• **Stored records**

##############################

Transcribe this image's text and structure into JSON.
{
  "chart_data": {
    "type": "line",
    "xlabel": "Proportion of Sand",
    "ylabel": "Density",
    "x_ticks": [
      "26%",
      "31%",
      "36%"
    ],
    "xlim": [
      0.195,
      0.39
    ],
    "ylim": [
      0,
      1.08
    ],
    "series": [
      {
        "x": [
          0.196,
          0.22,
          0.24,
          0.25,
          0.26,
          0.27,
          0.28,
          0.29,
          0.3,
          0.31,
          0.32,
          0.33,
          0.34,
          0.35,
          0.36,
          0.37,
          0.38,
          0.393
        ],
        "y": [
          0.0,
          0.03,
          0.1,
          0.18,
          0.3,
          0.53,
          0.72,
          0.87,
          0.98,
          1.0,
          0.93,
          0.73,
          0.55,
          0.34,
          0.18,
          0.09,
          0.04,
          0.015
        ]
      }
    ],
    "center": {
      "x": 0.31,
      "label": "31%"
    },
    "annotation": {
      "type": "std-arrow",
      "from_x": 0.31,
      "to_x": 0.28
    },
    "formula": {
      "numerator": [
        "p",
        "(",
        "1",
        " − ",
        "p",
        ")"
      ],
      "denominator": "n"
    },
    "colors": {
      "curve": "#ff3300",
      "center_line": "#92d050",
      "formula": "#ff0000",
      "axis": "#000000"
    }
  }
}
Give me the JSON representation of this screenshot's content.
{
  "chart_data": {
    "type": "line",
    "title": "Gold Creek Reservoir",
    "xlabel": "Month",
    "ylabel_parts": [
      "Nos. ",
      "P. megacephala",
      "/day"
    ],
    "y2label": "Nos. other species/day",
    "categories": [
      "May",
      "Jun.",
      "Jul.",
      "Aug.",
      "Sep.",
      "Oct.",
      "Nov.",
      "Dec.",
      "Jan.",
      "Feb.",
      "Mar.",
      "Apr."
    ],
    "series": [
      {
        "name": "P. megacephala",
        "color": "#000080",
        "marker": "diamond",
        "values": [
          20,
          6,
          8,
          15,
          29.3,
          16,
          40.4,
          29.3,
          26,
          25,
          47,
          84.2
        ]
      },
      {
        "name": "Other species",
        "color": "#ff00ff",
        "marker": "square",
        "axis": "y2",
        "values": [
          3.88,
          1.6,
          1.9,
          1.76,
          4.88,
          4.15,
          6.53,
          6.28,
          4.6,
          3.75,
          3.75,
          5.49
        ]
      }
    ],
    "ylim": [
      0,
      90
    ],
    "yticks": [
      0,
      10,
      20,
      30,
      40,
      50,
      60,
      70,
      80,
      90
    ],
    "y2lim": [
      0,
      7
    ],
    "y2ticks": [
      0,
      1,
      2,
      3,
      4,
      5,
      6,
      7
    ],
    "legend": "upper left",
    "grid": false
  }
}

##############################

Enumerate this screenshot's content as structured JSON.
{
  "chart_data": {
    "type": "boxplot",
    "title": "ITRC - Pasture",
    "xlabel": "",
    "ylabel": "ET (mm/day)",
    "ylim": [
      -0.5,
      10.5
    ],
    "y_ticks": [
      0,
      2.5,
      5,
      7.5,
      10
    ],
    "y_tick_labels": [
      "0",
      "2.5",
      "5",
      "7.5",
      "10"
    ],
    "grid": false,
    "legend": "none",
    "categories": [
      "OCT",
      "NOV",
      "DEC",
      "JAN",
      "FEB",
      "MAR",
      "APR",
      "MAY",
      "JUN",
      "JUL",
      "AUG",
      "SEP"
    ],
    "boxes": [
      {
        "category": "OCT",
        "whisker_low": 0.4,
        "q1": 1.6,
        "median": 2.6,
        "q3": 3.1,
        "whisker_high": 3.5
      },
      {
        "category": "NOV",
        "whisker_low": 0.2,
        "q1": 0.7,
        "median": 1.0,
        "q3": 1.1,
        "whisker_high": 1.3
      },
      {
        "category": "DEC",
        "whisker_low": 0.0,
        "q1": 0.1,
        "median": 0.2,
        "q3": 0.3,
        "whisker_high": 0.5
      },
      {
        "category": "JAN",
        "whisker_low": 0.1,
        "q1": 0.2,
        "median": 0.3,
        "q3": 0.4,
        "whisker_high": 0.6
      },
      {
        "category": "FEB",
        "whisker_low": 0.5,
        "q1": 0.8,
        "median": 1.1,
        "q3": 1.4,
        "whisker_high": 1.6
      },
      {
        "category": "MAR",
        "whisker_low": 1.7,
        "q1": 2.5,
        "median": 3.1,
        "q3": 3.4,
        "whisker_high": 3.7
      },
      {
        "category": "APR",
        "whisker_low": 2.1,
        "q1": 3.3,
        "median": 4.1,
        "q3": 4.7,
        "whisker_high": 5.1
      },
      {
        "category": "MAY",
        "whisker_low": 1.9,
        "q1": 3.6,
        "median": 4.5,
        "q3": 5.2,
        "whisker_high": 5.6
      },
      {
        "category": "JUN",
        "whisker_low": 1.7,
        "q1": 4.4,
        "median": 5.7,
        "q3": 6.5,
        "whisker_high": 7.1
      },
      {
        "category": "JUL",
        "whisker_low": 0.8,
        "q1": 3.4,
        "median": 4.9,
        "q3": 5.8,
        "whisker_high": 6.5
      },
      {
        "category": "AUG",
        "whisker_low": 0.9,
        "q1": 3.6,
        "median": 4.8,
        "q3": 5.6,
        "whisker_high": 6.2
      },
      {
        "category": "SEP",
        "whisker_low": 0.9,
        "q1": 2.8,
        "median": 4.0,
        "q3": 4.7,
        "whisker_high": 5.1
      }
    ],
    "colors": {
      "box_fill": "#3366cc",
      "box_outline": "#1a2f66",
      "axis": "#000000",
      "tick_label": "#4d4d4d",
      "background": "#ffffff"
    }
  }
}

##############################

• **PROBLEM DESCRIPTION**
Filter the entries down to the lines with the word "title" in them.

• **PROBLEM SOLUTION**
    "title": "Gold Creek Reservoir",
    "title": "ITRC - Pasture",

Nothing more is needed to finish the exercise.